Document extract:
It’s the latest step in the Los Angeles startup’s campaign to create a digital marketplace for selling and financing space assets.

Copernic Space lunar payload will be housed in a capsule from San Francisco startup LifeShip. LifeShip is collecting DNA from customers as part of its campaign to establish a lunar seed bank and data archive. The LifeShip capsule is scheduled to launch in 2024 on a SpaceX Falcon 9 rocket. If all goes as planned, it will touch down in the northern lunar hemisphere’s Mare Crisium in Firefly Aerospace’s Blue Ghost 1 lunar lander.

In the past Copernic Space sold payload space for customers including Lunar Outpost. Recently, Copernic Space opted to invest in its own lunar payload because “that way we can control the business process,” said Grant Blaisdell, Copernic Space co-founder and CEO. “I can break down the accessibility barriers and the economic barriers. By taking a big asset and fractionalizing it, I can enable a whole different commercial and even consumer segment to access the space market.”

Digital assets being sent in the Copernic Space lunar payload include music, code, fine art collections, company registrations and videos.

In addition, Axiom Space3, the Web3 technologies arm of the space infrastructure developer, is holding a contest to select the first meme to send to the moon as a tokenized asset. Another Copernic Space customer is Sophiaverse, a joint venture established in 2016 by Hanson Robotics and SingularityNet Foundation.

Perun Rocket

Last fall, Copernic Space sold 24 payload slots on the October test flight of the Perun rocket from Poland’s SpaceForest.

“We sold it out in about a day and a half,” Blaisdell said.

Perun payload customers included crypto startups, artists, a music festival and a Ukrainian philanthropic organization that sponsored the flight of a Space Barbie doll.

“We tokenized them as real-world space assets,” Blaisdell said. “So, they have verified ownership of their assets that they sent into space.”

Real-world assets are blockchain-based digital tokens that represent physical assets like a doll or a satellite as well as digital assets like artwork or satellite imagery licenses. Copernic Space spent the last two years working with payload providers to create a standard for tokenizing payload slots, payloads and real-world space assets.

The single-stage Perun rocket, launched from a Polish Air Force Training Center, reached an altitude of approximately 10 kilometers before its engine failed. SpaceForest recovered the rocket after it splashed down in the Baltic Sea. Through the flight, SpaceForest demonstrated test control algorithms, recovery and launch procedures.

For Copernic Space, the flight proved “that you can generate revenue” by selling payload slots through this new model, Blaisdell said. “We’ve built an entire space business with a reseller network of paying users on our platform to help develop and scale the commercial buying market for space assets.”

Data for analysis:
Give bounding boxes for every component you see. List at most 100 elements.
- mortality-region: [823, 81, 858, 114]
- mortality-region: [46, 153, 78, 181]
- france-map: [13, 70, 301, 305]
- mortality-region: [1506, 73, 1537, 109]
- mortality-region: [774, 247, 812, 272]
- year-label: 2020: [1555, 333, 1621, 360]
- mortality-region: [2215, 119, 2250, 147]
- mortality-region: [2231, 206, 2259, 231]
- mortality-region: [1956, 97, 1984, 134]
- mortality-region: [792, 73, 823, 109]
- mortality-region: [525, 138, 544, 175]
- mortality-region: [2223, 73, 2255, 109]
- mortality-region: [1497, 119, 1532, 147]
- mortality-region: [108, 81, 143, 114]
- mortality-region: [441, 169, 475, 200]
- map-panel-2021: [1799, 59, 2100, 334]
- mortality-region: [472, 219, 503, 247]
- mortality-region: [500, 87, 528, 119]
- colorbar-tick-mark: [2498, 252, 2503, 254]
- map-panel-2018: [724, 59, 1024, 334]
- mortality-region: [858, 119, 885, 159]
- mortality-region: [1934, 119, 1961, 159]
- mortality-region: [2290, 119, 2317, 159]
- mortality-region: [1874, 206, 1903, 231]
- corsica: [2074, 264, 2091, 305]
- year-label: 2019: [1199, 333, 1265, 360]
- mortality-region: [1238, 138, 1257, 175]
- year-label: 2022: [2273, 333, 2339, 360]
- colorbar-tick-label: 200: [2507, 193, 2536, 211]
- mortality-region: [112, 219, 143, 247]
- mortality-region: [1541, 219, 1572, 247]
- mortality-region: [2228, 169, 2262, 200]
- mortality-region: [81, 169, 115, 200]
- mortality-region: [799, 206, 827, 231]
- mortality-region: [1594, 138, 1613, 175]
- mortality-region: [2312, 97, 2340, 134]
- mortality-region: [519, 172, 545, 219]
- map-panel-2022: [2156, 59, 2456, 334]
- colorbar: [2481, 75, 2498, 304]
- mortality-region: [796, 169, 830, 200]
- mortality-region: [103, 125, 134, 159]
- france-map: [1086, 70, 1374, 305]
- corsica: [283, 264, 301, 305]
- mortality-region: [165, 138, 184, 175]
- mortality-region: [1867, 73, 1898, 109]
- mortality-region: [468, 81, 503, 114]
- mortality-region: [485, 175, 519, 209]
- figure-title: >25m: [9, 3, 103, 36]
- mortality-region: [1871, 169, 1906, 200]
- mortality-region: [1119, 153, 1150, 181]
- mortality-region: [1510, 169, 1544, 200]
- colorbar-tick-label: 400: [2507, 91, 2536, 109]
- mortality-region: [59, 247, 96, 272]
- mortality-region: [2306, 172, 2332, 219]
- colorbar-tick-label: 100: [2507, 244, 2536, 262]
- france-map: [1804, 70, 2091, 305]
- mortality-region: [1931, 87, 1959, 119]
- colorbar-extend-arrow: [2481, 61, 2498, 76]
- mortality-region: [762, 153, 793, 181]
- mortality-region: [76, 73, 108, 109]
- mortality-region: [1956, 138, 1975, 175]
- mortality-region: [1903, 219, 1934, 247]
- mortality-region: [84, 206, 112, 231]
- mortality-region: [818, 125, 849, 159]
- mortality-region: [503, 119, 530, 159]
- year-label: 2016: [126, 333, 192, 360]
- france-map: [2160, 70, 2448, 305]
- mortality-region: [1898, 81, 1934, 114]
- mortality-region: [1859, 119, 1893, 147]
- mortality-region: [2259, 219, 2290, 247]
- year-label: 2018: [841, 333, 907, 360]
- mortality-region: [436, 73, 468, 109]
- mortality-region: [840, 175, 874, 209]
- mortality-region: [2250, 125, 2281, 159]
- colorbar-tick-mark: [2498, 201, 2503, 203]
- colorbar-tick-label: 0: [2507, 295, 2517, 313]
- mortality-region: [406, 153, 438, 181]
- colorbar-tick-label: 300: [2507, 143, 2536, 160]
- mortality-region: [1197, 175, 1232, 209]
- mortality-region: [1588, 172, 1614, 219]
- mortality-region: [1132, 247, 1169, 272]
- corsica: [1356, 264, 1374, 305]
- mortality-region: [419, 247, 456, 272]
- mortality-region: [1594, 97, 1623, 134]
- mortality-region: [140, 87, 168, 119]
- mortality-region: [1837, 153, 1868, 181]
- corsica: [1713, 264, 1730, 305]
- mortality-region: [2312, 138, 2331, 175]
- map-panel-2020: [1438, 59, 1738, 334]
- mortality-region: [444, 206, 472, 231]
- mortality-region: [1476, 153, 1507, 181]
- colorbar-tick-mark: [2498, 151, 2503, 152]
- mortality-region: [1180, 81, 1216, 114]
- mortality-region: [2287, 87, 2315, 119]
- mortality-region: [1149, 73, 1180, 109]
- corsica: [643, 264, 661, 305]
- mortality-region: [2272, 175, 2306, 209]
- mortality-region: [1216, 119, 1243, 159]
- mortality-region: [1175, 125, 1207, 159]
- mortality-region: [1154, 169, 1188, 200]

Activity:
Copy the part of the Copernic Space article that begins at the words "Last fall, Copernic" and stops after "Space Barbie doll.", with no changes. The material isn't needed for this.

Written reply:
Last fall, Copernic Space sold 24 payload slots on the October test flight of the Perun rocket from Poland’s SpaceForest.

“We sold it out in about a day and a half,” Blaisdell said.

Perun payload customers included crypto startups, artists, a music festival and a Ukrainian philanthropic organization that sponsored the flight of a Space Barbie doll.